- WHAT IS ASKED
Scan the listing below. Report each line that includes "open".

--- start AVAILABLE DATA ---

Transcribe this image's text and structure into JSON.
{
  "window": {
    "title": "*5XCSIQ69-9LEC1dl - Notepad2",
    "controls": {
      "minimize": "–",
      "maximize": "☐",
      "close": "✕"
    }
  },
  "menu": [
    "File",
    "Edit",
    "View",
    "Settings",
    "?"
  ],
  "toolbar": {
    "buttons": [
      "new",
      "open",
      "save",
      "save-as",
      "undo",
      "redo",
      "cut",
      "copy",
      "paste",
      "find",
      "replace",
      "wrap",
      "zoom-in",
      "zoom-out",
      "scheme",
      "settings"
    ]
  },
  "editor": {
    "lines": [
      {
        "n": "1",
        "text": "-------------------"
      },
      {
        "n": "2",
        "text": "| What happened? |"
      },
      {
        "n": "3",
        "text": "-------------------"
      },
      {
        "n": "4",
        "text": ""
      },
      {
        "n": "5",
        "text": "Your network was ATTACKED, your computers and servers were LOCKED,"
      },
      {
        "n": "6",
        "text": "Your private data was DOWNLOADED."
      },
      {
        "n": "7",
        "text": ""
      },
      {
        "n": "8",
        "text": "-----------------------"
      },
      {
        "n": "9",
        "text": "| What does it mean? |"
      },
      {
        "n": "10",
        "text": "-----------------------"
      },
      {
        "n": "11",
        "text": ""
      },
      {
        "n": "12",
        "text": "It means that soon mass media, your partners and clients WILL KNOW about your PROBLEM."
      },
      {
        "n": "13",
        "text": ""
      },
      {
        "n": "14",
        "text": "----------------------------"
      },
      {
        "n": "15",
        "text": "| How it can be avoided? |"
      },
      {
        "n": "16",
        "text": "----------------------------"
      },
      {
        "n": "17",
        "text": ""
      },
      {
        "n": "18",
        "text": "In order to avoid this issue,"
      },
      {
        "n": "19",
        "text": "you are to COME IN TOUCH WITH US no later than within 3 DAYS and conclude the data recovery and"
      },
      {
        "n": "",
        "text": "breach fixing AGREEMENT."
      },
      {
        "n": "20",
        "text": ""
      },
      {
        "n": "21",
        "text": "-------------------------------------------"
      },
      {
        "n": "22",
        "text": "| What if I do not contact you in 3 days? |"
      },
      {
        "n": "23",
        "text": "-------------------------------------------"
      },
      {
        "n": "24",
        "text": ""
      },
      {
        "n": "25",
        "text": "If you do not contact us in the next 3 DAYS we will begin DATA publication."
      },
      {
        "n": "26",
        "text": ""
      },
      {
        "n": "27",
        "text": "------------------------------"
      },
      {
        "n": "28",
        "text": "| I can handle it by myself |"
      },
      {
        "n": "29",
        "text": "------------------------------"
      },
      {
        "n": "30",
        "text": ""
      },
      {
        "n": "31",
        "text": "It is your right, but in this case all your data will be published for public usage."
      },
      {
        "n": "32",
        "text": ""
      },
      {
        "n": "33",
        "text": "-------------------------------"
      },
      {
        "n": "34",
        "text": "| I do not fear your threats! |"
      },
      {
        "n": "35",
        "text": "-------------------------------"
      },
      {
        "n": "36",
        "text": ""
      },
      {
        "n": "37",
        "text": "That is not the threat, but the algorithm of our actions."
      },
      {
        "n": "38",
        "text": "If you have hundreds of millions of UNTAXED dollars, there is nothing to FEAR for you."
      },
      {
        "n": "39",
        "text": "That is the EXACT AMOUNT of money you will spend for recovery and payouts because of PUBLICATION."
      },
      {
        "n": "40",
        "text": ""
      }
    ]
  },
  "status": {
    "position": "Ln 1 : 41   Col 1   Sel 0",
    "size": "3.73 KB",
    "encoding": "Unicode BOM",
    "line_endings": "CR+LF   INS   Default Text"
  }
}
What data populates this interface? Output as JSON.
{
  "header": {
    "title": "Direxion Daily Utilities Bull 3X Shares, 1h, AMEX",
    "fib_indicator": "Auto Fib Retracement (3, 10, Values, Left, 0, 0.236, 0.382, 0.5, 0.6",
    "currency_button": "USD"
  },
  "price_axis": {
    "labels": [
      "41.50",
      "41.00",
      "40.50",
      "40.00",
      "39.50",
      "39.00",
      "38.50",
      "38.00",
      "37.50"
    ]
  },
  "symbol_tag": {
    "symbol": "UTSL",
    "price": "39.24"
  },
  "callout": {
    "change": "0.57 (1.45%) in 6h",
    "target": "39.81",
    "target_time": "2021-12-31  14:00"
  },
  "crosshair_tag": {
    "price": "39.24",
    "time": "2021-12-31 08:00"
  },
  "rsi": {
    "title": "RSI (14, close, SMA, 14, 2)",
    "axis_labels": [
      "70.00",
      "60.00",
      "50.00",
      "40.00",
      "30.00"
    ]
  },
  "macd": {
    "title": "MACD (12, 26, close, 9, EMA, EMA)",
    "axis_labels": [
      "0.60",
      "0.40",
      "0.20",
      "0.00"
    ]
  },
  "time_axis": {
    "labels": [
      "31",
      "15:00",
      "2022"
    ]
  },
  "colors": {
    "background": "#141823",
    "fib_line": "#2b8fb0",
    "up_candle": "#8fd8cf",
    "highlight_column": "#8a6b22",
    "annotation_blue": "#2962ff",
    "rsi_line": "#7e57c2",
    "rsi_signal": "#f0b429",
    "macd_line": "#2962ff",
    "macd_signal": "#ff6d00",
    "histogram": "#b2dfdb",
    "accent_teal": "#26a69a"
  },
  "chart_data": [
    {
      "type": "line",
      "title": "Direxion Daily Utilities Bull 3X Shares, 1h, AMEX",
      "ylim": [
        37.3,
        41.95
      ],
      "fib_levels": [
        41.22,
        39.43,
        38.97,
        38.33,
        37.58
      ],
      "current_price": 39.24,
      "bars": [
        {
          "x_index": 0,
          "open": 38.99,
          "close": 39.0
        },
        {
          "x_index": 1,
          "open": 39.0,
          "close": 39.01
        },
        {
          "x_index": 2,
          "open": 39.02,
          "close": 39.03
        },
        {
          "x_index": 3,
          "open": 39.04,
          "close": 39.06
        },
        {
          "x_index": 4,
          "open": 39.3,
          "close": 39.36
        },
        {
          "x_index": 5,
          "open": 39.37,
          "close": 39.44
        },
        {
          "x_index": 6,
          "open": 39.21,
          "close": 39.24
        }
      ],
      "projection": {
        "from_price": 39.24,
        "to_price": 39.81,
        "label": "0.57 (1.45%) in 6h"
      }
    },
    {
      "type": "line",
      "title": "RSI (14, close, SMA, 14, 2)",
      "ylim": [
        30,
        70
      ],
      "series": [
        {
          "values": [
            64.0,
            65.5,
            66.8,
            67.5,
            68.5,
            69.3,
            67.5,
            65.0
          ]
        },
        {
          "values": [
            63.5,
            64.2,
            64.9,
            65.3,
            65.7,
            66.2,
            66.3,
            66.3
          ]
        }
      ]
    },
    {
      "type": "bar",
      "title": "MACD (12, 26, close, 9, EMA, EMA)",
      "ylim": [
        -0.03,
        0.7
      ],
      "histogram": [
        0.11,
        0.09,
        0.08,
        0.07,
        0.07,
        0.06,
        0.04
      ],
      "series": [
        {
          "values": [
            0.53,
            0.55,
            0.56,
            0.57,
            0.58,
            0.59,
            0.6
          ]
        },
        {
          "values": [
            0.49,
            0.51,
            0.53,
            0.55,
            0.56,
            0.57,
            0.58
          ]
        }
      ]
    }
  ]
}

--- end AVAILABLE DATA ---

- PROBLEM SOLUTION
      "open",
          "open": 38.99,
          "open": 39.0,
          "open": 39.02,
          "open": 39.04,
          "open": 39.3,
          "open": 39.37,
          "open": 39.21,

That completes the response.